=== Task directions ===
Can you print the data exactly and leave out each image?

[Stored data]
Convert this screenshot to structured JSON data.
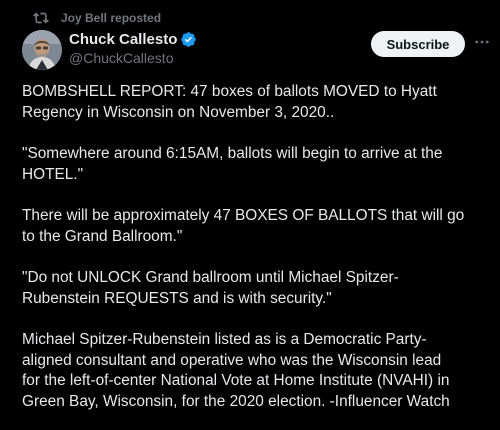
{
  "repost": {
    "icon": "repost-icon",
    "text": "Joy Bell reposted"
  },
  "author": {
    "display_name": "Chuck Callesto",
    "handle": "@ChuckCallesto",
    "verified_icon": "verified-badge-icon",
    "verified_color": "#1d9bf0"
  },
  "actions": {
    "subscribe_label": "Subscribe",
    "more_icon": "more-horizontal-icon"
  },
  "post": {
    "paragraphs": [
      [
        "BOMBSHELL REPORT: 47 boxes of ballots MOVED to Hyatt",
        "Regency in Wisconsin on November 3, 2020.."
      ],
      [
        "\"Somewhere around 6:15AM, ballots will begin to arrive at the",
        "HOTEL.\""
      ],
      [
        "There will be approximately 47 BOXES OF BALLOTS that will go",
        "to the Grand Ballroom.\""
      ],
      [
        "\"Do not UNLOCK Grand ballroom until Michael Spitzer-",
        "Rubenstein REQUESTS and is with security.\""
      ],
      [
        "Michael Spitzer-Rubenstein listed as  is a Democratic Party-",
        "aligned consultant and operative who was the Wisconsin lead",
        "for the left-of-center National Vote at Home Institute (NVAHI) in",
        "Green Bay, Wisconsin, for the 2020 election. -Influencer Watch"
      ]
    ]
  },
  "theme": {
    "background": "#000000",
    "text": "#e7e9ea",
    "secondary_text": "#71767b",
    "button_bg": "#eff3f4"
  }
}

=== Correct output ===
Convert this screenshot to structured JSON data.
{
  "repost": {
    "icon": "repost-icon",
    "text": "Joy Bell reposted"
  },
  "author": {
    "display_name": "Chuck Callesto",
    "handle": "@ChuckCallesto",
    "verified_icon": "verified-badge-icon",
    "verified_color": "#1d9bf0"
  },
  "actions": {
    "subscribe_label": "Subscribe",
    "more_icon": "more-horizontal-icon"
  },
  "post": {
    "paragraphs": [
      [
        "BOMBSHELL REPORT: 47 boxes of ballots MOVED to Hyatt",
        "Regency in Wisconsin on November 3, 2020.."
      ],
      [
        "\"Somewhere around 6:15AM, ballots will begin to arrive at the",
        "HOTEL.\""
      ],
      [
        "There will be approximately 47 BOXES OF BALLOTS that will go",
        "to the Grand Ballroom.\""
      ],
      [
        "\"Do not UNLOCK Grand ballroom until Michael Spitzer-",
        "Rubenstein REQUESTS and is with security.\""
      ],
      [
        "Michael Spitzer-Rubenstein listed as  is a Democratic Party-",
        "aligned consultant and operative who was the Wisconsin lead",
        "for the left-of-center National Vote at Home Institute (NVAHI) in",
        "Green Bay, Wisconsin, for the 2020 election. -Influencer Watch"
      ]
    ]
  },
  "theme": {
    "background": "#000000",
    "text": "#e7e9ea",
    "secondary_text": "#71767b",
    "button_bg": "#eff3f4"
  }
}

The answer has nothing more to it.